(Items from a data source)

↓

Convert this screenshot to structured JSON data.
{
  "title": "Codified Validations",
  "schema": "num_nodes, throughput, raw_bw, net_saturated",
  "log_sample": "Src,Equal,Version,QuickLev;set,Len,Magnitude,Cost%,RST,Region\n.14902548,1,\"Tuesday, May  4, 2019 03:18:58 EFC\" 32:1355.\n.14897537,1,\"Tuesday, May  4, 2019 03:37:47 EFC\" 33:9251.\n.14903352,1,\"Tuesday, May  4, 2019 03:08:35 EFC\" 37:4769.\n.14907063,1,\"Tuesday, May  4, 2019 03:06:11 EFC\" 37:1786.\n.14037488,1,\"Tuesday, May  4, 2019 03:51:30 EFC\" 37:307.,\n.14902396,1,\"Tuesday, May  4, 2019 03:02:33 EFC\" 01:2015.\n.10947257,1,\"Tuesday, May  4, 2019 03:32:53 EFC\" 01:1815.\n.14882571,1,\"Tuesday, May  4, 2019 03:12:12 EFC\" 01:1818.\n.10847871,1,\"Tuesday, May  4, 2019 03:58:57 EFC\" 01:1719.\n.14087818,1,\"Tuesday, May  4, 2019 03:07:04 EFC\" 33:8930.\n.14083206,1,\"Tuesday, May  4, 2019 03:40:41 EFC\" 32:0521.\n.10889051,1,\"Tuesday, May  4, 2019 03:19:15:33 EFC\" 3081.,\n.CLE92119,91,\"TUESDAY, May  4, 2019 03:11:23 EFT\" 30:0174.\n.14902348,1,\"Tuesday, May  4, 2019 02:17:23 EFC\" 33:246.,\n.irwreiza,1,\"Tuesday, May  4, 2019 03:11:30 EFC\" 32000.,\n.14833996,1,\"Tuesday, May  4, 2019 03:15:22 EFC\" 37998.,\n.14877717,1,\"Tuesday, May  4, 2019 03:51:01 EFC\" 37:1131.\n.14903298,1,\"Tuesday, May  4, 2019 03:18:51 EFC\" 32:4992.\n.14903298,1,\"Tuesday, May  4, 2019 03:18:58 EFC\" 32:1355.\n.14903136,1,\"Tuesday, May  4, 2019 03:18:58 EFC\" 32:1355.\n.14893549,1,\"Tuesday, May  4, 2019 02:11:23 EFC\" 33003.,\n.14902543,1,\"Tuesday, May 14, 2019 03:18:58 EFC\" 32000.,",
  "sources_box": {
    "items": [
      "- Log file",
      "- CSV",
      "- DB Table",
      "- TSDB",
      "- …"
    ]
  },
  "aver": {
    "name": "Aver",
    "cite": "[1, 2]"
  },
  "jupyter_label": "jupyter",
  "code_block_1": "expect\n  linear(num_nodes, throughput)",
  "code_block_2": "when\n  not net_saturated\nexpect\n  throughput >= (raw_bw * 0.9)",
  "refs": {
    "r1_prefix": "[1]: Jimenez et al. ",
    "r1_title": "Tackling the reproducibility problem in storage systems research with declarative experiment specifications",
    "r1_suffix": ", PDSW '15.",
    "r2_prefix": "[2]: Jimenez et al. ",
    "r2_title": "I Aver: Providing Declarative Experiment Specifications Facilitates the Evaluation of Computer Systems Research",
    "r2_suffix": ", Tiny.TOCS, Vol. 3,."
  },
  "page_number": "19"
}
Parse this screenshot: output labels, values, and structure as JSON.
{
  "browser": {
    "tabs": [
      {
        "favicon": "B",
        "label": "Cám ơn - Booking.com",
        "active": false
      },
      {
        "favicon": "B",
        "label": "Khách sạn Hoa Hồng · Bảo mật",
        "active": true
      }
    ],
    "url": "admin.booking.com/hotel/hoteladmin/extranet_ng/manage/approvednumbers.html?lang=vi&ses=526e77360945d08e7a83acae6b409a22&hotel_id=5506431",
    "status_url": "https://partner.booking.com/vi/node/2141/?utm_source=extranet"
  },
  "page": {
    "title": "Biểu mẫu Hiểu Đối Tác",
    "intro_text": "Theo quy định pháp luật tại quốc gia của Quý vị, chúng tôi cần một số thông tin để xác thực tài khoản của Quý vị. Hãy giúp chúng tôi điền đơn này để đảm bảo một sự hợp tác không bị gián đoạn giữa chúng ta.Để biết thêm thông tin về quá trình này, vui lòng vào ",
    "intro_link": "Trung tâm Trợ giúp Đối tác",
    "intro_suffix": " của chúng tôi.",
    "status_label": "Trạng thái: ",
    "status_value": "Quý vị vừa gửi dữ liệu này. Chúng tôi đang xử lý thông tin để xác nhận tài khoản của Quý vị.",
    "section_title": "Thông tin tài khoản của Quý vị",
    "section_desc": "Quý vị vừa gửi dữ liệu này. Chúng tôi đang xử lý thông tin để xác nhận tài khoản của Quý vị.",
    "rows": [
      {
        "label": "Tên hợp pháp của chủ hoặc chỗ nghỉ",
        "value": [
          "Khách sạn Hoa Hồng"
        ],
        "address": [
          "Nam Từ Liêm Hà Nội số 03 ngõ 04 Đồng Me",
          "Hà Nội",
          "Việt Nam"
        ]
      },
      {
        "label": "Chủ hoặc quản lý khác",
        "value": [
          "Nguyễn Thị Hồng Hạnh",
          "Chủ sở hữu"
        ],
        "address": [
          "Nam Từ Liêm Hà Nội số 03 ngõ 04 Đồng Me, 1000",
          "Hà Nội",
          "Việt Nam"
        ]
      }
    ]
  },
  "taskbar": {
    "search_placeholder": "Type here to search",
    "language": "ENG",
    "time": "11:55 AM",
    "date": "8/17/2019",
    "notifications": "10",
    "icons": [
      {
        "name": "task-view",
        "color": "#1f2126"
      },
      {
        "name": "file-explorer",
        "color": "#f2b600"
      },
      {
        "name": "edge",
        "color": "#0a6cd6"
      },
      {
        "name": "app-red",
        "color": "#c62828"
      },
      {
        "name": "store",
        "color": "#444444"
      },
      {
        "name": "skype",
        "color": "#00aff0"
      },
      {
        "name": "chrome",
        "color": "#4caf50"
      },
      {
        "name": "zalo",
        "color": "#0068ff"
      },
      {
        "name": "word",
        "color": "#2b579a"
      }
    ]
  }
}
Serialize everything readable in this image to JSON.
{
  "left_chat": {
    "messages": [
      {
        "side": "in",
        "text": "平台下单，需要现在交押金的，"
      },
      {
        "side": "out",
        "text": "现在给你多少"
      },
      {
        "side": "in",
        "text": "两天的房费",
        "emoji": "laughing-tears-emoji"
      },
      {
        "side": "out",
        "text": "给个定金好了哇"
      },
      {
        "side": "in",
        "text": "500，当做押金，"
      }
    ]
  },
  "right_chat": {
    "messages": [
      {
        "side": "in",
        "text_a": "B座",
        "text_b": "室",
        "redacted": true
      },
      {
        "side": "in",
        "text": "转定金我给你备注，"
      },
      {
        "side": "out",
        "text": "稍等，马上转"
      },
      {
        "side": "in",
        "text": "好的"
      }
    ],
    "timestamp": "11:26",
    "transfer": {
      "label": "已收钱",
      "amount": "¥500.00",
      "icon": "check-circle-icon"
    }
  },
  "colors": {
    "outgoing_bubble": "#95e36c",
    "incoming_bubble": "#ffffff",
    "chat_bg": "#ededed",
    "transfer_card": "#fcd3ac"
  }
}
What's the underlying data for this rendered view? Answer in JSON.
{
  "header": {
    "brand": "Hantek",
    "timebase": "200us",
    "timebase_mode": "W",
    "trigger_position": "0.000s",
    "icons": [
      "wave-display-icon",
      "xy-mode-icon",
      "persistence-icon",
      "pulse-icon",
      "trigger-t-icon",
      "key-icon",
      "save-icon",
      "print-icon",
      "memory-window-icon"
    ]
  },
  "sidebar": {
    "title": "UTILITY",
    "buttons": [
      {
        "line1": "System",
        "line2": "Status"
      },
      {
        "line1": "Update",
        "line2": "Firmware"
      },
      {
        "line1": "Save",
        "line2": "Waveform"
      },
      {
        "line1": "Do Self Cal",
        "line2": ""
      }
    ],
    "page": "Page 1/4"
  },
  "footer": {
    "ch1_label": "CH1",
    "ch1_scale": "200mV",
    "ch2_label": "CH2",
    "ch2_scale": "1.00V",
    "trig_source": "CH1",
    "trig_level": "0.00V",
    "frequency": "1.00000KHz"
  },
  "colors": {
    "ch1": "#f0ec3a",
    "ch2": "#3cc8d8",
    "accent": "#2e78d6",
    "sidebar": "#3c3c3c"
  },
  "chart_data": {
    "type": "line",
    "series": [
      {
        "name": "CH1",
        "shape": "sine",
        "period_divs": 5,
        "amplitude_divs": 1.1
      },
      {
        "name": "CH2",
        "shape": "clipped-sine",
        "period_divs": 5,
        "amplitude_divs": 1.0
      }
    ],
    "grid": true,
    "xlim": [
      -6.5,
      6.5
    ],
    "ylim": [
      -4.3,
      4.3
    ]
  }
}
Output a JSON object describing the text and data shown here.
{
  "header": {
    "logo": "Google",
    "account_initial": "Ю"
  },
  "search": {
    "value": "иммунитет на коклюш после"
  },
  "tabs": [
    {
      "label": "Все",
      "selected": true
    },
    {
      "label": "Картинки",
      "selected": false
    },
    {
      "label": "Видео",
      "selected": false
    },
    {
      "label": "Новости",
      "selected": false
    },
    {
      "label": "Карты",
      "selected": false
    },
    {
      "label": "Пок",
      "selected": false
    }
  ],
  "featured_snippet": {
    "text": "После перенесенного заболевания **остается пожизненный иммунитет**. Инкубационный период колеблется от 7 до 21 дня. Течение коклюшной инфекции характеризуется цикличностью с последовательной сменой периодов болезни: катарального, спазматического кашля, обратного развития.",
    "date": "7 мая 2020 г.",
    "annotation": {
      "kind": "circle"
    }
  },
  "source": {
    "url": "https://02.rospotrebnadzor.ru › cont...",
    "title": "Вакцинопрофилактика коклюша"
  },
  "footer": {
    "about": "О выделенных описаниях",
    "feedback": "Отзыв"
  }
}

↑

**Required task**
Write out exactly the lines from the line holding "Output a JSON" through the last line of the data, and nothing besides those lines.

**Solution**
Output a JSON object describing the text and data shown here.
{
  "header": {
    "logo": "Google",
    "account_initial": "Ю"
  },
  "search": {
    "value": "иммунитет на коклюш после"
  },
  "tabs": [
    {
      "label": "Все",
      "selected": true
    },
    {
      "label": "Картинки",
      "selected": false
    },
    {
      "label": "Видео",
      "selected": false
    },
    {
      "label": "Новости",
      "selected": false
    },
    {
      "label": "Карты",
      "selected": false
    },
    {
      "label": "Пок",
      "selected": false
    }
  ],
  "featured_snippet": {
    "text": "После перенесенного заболевания **остается пожизненный иммунитет**. Инкубационный период колеблется от 7 до 21 дня. Течение коклюшной инфекции характеризуется цикличностью с последовательной сменой периодов болезни: катарального, спазматического кашля, обратного развития.",
    "date": "7 мая 2020 г.",
    "annotation": {
      "kind": "circle"
    }
  },
  "source": {
    "url": "https://02.rospotrebnadzor.ru › cont...",
    "title": "Вакцинопрофилактика коклюша"
  },
  "footer": {
    "about": "О выделенных описаниях",
    "feedback": "Отзыв"
  }
}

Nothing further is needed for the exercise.